### EXERCISE DESCRIPTION
Search the material below for the word "name". Copy every line that has it.

++++++++++

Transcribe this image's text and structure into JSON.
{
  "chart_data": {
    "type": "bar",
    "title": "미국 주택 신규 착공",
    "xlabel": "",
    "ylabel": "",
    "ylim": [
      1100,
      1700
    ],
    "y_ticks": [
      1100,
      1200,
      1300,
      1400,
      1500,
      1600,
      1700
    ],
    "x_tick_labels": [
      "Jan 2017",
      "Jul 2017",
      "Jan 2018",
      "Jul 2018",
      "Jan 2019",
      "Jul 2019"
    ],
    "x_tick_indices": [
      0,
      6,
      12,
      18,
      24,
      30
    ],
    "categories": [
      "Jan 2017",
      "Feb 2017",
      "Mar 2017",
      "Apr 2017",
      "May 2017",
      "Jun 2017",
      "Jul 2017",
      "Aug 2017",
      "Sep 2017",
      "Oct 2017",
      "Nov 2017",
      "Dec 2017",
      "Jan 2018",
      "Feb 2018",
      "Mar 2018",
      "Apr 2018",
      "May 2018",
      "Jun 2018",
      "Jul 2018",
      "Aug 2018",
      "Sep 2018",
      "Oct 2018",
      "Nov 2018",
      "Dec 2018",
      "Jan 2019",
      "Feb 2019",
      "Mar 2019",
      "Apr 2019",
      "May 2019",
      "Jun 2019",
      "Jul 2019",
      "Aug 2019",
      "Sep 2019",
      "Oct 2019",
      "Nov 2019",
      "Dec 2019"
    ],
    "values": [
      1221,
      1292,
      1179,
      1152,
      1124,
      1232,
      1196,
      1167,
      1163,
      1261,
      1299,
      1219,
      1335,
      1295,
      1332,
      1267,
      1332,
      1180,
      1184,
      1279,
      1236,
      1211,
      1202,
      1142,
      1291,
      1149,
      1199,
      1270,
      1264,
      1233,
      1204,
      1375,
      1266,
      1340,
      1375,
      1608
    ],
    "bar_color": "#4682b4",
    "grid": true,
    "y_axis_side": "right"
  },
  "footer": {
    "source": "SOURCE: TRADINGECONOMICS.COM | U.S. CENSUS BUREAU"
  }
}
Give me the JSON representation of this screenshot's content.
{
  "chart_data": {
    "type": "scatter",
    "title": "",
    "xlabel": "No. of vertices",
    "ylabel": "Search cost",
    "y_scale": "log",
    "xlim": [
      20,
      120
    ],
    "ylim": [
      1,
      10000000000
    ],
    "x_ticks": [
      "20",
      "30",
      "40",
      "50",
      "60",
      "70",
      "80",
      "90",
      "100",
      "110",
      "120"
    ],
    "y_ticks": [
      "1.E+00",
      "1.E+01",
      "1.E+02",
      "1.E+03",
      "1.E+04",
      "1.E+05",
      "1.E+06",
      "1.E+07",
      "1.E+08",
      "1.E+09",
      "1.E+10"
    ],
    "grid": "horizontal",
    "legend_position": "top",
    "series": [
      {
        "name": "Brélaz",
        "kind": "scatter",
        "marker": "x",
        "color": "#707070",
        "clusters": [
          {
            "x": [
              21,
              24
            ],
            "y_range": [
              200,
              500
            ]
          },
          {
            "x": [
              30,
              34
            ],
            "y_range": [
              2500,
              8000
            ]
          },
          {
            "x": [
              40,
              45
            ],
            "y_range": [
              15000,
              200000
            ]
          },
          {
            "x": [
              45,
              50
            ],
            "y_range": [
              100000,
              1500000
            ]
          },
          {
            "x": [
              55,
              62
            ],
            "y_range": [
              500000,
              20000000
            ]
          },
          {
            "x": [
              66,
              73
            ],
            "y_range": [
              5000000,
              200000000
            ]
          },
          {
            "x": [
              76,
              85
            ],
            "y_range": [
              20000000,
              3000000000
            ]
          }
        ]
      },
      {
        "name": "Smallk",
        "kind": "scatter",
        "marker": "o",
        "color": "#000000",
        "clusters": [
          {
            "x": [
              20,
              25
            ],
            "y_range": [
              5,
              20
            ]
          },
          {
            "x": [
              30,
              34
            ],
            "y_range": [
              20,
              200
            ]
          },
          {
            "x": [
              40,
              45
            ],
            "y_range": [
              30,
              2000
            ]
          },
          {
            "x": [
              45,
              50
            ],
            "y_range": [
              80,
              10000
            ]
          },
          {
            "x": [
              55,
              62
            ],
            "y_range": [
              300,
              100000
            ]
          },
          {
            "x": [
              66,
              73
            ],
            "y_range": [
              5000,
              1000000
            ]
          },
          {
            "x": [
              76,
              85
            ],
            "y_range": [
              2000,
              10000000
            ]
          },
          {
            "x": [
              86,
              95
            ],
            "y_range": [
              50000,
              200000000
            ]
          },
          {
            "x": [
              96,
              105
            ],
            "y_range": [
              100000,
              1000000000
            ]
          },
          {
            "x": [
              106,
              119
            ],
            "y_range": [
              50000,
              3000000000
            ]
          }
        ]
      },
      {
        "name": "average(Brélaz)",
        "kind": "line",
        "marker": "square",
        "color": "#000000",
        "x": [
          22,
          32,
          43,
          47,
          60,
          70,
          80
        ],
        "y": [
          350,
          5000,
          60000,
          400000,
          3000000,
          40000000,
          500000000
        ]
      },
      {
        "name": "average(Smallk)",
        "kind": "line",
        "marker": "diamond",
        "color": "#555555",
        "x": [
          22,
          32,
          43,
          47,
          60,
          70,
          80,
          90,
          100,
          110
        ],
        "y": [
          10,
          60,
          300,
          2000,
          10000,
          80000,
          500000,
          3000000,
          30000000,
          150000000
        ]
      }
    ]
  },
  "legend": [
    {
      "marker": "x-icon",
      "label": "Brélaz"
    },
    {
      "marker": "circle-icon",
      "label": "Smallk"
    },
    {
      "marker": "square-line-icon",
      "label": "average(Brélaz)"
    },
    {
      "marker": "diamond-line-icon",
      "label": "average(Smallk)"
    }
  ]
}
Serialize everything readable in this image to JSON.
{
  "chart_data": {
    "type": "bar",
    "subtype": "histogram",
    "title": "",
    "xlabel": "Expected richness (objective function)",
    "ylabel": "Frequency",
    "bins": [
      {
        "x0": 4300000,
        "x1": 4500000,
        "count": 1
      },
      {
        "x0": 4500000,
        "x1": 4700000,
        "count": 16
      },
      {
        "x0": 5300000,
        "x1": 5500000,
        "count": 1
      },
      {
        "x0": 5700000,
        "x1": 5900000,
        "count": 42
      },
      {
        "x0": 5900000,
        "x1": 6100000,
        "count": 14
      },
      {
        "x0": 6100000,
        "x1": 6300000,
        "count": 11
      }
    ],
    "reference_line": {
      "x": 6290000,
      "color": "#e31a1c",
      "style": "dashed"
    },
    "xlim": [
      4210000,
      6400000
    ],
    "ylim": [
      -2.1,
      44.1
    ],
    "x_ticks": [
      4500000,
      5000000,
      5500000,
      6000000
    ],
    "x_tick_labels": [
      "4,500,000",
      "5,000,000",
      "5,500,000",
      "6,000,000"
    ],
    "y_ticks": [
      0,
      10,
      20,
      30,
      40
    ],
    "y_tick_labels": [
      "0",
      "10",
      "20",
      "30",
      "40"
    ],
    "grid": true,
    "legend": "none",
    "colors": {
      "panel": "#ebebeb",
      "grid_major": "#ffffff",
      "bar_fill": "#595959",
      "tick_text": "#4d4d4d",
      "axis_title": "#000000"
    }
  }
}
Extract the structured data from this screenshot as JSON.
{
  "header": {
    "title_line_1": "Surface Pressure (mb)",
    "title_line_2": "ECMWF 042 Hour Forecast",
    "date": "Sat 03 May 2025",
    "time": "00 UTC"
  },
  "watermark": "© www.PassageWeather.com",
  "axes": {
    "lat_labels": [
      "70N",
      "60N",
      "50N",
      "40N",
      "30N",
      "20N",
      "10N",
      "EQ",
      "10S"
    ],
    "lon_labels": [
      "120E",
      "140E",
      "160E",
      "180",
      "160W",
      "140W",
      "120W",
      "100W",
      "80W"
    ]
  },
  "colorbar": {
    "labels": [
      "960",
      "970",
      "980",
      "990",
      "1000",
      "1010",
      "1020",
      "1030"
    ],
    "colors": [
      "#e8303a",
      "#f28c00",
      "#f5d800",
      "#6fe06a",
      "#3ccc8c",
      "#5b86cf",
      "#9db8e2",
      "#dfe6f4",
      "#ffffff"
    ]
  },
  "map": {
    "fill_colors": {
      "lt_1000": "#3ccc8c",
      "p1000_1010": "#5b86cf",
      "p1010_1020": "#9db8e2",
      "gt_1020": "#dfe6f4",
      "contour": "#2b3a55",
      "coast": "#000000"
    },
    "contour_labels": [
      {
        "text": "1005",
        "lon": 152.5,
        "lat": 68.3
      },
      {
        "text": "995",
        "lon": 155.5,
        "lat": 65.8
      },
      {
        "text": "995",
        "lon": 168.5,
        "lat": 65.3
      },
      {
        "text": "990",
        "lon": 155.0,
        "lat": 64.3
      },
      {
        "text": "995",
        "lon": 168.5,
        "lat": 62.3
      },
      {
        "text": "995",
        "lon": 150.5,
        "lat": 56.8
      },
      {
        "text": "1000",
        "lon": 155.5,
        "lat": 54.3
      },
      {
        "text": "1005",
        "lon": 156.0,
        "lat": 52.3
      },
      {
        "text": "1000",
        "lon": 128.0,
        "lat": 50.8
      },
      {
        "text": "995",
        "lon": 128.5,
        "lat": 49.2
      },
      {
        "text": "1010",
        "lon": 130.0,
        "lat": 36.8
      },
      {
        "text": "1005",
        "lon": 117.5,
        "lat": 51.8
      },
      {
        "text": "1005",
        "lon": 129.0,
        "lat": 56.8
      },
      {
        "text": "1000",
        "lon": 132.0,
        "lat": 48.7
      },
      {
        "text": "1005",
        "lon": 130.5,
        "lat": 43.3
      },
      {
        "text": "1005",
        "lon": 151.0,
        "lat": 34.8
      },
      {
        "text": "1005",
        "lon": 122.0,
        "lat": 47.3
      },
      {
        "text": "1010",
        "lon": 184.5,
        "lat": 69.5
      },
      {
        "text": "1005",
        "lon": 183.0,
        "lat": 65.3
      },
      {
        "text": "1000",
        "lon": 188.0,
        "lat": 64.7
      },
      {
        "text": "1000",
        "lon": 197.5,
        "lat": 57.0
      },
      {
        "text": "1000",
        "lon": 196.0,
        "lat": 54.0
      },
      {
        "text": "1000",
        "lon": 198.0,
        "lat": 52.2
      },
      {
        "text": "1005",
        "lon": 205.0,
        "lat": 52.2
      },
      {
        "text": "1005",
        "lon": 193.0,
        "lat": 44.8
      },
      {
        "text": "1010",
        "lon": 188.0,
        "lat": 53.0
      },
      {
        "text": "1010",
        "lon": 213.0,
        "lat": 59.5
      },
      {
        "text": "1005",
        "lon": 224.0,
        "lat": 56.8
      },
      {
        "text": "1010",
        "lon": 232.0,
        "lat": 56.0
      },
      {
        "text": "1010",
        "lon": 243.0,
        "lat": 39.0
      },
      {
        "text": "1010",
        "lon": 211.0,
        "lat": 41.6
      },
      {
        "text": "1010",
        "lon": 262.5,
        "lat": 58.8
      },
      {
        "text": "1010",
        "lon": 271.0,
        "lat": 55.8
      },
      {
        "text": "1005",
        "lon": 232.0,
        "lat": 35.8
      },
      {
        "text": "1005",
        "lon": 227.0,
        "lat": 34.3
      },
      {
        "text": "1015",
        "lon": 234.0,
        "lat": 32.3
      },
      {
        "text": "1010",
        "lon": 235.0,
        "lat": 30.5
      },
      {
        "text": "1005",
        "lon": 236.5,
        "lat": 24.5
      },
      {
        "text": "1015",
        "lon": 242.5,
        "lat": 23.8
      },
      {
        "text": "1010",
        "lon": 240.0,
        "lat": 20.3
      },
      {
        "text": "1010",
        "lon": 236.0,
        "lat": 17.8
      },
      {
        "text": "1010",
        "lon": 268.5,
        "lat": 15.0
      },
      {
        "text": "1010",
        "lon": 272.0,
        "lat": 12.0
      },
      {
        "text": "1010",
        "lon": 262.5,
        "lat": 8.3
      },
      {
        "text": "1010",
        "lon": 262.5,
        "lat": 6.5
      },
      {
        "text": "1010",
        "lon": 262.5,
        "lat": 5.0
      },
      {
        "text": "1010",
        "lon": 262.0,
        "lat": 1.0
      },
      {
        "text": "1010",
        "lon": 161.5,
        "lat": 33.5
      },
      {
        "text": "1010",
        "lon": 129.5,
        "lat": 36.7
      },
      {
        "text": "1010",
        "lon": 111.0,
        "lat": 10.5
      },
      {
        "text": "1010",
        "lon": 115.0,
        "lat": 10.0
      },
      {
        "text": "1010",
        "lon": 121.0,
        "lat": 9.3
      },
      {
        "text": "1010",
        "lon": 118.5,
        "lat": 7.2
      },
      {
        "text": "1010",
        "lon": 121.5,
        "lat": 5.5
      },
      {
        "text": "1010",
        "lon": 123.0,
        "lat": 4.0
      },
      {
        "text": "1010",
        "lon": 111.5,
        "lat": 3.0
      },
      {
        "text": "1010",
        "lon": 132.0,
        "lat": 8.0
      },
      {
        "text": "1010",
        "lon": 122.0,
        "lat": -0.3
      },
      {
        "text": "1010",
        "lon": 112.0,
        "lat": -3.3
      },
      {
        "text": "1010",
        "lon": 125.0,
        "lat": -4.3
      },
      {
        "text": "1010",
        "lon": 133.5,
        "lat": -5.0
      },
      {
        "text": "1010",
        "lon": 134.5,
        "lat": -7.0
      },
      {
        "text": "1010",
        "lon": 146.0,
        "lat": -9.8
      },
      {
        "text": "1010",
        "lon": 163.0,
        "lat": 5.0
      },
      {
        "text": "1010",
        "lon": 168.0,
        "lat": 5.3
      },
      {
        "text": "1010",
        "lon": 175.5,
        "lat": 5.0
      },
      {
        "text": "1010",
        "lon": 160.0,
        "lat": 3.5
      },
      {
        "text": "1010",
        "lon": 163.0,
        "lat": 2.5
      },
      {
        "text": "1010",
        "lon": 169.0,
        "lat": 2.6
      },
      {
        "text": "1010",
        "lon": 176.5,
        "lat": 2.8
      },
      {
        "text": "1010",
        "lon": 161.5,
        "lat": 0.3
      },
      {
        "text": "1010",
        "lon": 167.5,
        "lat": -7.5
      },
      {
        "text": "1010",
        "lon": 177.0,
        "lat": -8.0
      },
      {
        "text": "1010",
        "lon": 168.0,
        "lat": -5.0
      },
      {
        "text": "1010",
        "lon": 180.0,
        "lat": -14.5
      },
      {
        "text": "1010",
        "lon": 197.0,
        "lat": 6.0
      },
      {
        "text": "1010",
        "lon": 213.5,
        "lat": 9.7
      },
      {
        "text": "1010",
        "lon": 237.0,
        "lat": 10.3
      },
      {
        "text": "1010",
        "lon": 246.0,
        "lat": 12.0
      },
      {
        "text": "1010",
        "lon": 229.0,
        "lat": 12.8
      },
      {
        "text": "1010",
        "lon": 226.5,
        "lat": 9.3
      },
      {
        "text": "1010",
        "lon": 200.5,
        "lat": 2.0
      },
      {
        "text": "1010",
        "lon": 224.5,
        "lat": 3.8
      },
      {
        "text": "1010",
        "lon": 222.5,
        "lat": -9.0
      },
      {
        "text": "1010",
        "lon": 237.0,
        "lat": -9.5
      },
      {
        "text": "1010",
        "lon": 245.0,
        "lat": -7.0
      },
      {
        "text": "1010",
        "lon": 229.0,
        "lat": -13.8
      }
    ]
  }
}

++++++++++

### REPLY TO THE EXERCISE
        "name": "Brélaz",
        "name": "Smallk",
        "name": "average(Brélaz)",
        "name": "average(Smallk)",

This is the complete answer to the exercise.